Start of DOCUMENT SECTION

I have a question about area constraint. Does markers belong to polygon? It concern with the Area() function calculating method. The following figure is an example. If marker belong to polygon, they can be classified into same cluster.

No. Per an earlier Q&A, different markers result in corresponding polygons to get classified in separate clusters.
How can we consider clip pairs are mirror pairs? The following image contains 4 clips, from top to bottom and left to right, they are original clip, horizontally mirrored clip, vertically mirrored clip and horizontally and vertically mirrored clip. Can these four clips be in the same cluster?

Yes.
In overlay_testcase1e4.gds file, I observe that two clips with different marker size are in the same cluster. One of them is 70nm * 32nm, the other is 78nm * 32nm. But I'm confused. You said different clips with different marker size should be clustered into different group. Could you explain me the situation?
Provided example solutions are not necessarily optimal.
So do you mean that not only polygons which intersect with clips need to consider edge constraint, but also the marker in clips should be considered, right? For example, if the testcase has no constraint (just find out the full matching clip), the marker size should be the same. But if the testcase has edge constraint or area constraint, we also have to consider this constraint on each marker, right?
I would like to update my answer to this question with this: "Since this testcase asks for a 4nm edge tolerance, 70+4 and 78-4 = 74nm enables both clips to be clustered together."
Could you explain what is the "max cluster" means in each term of the report? Is it the correct answer of the cluster in each case? If it is the answer, why it remain the same since the flag a and e changed in different case? what is the "makers covered" means?
Max cluster is the number of elements in the largest cluster. Markers covered is 1 if all markers in input layout is covered by your solution. It is 0 otherwise.
My question is an extension according FAQ 32 and 37. In the clustering result of file “overlay_testcase1ap95.gds”, there are two type clips in cluster 1(like figure1). You said you choose the clip like figure2 as the representative clip. But I found that it still cannot satisfy 0.95 ACC constraint. So, Q1: Is the representative clip of this cluster very the clip like figure2 ? or other? Q2 : If Q1 is true (the clip like figure2 is the representative clip of cluster 1), how does it satisfy 0.95 ACC constraint? and you said "indicate with a different layer which other polygons may be added to cover the rest of the clips in the same cluster." So is there another layer which covers the rest of this representative clip? If it is true, can you add this and draw the complete representative clip? (Because I can't create a representative clip which can satisfy two type clips in cluster 1)
The area of the small polygon is 60x32 nm^2. If you take ratio of this to the clip size, 200x200, you get 0.048. (1-0.048) is larger than 0.95, hence a clip with or without this small polygon can be clustered together.
Would you please provide a more detailed scoring calculation mechanism for developing the algorithm?
Because of the changes we have mentioned in previous Q&A, the updated score is runtime 25% and correctness of solution 75%. For correctness of solution, we have used three metrics for alpha submission. These are coverage of input markers, largest cluster size, and number of clusters. For beta submission, more metrics will be added as these three will not be sufficient to differentiate when quality of submissions increases. Basically if your solution matches the released solutions, you would get a full grade. There will be testcases for which a solution will not be provided in the final submission.

End of DOCUMENT SECTION
Start of DATA PROVIDED

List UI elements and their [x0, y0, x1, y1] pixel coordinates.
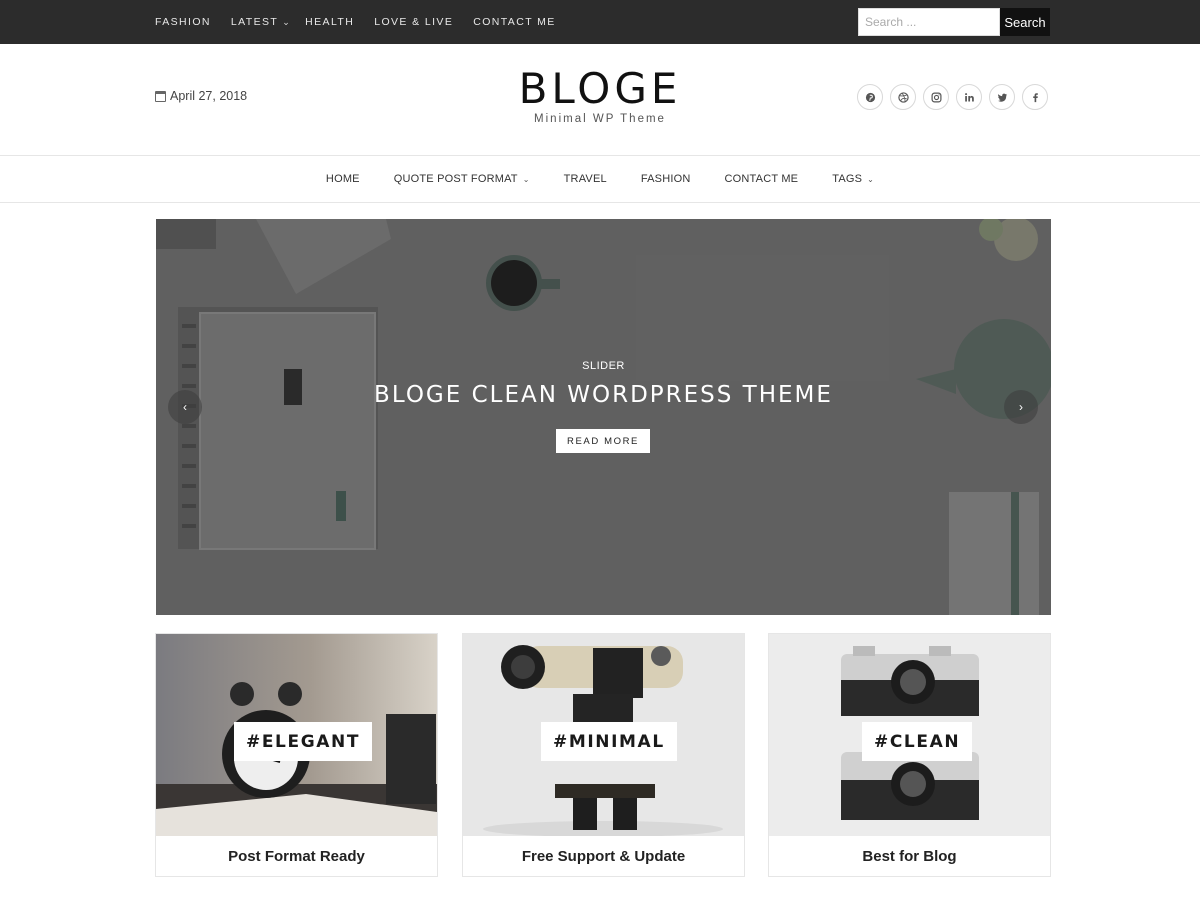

End of DATA PROVIDED

Continue the clip clustering Q&A from the point where it stops.

What is the most complex shape of polygon?
I have targeted this in earlier Q&A, hidden testcases will be of "similar" difficulty to released ones.
I'm not really clear about your notes "a and e flags don't seem to work". Does this mean that ACC = 1 and ECC = 1 inputs are not working?
a corresponds to ACC, and e corresponds to ECC.
The grading for problem can it be more specific.(Each part of the grading 25% how you gonna grade this with all the contestants?)
For alpha submission, 75% was equally divided across the three metrics listed (coverage, max cluster size and cluster number). For beta submission, more metrics will be added as these three will not be sufficient when quality of submissions increase. Basically if your solution matches the released solutions, you would get a full grade. There will be testcases for which a solution will not be provided in the final submission.
Can we know what's the most complicated test case in order for us to know the possible polygons we will involve.
Newer testcases will be larger in size. Currently, testcase 2 is the more complex one.
In overlay_testcase2ap95.gds file, there are two type markers in the seventh cluster. One of them is $96nm * 96nm = 9216nm^2$, the other one is $96nm * 96nm - 46nm * 64nm$ (like figure1 and figure2). Their different marker size is exact $46*64=2944nm^2$. But $2944nm^2/clip size = \frac{2944}{40000} = 7.36\% > 5\%$. So, Does marker size must satisfy the area constraint?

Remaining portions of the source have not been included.